[Saved entries]
********************

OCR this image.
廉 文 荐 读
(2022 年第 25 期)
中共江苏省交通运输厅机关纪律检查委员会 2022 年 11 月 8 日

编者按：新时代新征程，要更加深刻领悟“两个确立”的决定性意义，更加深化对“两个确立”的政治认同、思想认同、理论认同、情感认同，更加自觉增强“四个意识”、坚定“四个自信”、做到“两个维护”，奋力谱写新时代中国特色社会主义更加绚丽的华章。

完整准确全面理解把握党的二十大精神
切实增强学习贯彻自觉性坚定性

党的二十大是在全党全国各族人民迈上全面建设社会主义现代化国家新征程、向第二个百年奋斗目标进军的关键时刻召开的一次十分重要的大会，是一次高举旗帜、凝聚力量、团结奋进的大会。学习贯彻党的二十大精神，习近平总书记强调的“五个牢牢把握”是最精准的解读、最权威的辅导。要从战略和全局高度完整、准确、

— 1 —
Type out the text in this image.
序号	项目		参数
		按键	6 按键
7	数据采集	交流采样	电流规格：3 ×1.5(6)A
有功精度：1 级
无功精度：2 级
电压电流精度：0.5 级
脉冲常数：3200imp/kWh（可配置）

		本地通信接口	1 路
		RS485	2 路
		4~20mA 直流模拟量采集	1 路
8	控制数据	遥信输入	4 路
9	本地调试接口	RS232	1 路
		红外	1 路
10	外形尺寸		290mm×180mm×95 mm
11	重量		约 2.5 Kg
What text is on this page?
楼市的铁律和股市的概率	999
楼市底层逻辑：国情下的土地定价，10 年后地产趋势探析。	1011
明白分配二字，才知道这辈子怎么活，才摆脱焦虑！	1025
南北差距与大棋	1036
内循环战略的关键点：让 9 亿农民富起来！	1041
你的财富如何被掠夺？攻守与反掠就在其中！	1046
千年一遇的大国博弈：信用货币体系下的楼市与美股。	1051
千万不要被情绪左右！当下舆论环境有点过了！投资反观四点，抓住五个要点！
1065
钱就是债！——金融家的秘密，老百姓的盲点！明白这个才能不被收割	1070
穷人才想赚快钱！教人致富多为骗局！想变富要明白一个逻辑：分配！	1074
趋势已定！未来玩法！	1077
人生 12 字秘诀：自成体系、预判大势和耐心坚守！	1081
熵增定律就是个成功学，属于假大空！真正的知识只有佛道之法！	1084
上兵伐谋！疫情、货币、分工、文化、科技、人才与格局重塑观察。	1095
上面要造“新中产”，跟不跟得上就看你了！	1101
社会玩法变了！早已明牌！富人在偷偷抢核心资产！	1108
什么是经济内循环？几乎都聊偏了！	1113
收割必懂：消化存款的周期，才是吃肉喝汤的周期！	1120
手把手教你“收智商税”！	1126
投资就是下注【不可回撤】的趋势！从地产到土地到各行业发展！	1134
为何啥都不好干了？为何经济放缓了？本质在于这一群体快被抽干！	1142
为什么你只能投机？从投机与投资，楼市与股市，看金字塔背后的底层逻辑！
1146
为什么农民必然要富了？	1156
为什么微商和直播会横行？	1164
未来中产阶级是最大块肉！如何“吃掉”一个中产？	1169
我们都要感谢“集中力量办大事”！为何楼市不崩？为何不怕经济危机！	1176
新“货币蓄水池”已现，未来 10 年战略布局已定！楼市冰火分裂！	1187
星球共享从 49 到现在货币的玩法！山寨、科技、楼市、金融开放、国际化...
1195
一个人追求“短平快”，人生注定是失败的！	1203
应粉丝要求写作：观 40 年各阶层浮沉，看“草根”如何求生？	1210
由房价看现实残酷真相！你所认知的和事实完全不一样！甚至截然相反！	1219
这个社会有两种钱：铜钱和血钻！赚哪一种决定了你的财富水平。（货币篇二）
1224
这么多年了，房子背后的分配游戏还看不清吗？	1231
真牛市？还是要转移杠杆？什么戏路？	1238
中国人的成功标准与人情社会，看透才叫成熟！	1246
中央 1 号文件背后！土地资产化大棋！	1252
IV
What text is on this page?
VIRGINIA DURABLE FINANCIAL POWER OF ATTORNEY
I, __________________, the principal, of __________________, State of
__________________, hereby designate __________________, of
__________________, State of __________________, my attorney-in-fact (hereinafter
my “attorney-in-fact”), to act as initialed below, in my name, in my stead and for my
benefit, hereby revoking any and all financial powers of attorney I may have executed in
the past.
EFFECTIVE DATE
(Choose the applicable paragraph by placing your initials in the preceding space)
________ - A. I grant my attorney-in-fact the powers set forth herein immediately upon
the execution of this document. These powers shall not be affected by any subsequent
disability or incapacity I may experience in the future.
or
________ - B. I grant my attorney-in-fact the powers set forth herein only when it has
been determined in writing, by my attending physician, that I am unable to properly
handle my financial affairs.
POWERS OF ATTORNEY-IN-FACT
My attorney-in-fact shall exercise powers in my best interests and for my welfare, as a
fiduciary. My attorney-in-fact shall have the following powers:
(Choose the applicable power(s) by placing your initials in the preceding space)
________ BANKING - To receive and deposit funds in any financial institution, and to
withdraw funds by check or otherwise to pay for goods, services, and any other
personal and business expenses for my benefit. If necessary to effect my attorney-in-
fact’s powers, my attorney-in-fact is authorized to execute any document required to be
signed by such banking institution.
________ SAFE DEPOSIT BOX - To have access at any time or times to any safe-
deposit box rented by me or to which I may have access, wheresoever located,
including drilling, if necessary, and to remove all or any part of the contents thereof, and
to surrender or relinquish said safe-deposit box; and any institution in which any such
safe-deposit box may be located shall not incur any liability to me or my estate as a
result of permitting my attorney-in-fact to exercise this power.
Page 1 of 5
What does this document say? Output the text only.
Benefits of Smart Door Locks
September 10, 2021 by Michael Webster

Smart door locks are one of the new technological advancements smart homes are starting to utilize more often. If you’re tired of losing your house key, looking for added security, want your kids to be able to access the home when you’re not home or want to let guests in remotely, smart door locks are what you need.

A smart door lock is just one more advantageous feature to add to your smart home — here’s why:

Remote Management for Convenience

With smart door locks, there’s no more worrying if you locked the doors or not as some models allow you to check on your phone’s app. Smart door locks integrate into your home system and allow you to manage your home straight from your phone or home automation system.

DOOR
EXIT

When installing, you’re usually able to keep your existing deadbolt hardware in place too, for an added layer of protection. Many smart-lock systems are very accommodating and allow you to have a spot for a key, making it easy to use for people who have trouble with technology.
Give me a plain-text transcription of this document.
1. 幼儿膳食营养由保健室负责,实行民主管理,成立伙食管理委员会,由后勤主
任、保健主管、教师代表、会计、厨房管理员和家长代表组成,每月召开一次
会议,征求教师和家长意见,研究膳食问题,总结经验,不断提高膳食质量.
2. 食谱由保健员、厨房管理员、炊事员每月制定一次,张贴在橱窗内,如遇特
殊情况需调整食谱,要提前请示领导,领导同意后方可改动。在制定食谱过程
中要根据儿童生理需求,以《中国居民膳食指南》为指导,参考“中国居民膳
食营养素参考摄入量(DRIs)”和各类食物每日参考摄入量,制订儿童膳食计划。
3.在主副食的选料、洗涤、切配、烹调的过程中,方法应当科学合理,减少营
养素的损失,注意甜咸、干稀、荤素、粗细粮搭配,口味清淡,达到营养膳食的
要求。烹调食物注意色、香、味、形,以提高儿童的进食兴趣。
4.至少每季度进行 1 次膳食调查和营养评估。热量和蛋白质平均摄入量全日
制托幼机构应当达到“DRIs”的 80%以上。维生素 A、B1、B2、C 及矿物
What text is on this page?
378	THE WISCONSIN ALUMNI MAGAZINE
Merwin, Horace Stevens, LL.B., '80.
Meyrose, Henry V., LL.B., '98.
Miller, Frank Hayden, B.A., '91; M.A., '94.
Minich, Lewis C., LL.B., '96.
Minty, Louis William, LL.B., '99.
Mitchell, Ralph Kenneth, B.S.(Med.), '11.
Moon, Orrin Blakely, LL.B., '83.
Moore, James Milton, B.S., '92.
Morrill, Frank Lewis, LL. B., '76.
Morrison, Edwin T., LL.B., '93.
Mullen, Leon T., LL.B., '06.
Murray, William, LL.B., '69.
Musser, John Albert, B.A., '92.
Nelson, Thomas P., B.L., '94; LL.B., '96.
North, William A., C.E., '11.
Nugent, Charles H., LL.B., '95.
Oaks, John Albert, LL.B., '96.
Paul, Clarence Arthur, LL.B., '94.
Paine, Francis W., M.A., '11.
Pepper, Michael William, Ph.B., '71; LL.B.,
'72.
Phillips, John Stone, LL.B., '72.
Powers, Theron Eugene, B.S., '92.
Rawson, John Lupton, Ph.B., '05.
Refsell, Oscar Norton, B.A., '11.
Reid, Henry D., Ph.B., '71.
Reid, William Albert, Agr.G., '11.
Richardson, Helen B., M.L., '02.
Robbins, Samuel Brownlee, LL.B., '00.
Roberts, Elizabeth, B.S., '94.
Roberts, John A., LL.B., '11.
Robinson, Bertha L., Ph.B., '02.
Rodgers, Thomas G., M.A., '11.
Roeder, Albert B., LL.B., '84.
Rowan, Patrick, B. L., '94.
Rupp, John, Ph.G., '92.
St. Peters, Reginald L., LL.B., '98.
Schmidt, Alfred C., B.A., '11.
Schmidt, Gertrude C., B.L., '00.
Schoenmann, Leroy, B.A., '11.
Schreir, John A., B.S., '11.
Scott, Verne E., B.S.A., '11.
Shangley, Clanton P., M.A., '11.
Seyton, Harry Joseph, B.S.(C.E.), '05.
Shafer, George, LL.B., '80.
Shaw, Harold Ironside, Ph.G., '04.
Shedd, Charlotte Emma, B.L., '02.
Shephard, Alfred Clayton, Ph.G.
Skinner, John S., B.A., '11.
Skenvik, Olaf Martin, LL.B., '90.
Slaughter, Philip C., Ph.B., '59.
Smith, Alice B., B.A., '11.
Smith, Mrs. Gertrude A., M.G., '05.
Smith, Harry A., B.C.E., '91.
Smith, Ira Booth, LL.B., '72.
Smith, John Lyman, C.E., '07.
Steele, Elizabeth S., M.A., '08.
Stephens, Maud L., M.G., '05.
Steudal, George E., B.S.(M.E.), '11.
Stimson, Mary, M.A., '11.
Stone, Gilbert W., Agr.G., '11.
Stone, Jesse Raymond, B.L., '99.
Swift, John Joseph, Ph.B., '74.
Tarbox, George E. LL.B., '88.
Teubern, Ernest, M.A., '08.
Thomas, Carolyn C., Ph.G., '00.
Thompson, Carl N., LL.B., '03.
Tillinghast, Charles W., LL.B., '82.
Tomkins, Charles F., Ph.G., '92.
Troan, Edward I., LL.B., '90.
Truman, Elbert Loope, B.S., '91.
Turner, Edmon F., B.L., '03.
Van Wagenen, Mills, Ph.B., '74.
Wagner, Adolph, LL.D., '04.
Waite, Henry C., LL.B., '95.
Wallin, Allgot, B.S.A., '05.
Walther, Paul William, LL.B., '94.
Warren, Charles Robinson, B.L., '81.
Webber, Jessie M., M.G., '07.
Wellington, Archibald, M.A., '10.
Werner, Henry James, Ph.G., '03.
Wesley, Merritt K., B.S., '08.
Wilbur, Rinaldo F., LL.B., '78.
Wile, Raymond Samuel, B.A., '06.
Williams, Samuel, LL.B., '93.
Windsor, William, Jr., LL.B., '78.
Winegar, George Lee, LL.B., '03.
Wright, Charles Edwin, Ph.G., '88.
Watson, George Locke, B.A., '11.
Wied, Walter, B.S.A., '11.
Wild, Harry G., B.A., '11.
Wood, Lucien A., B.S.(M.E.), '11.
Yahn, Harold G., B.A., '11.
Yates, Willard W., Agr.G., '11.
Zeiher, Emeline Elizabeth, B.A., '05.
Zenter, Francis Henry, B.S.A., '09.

********************

**To do:** List each line of the entries that holds the string "allow".

**Expected answer:**
With smart door locks, there’s no more worrying if you locked the doors or not as some models allow you to check on your phone’s app. Smart door locks integrate into your home system and allow you to manage your home straight from your phone or home automation system.
When installing, you’re usually able to keep your existing deadbolt hardware in place too, for an added layer of protection. Many smart-lock systems are very accommodating and allow you to have a spot for a key, making it easy to use for people who have trouble with technology.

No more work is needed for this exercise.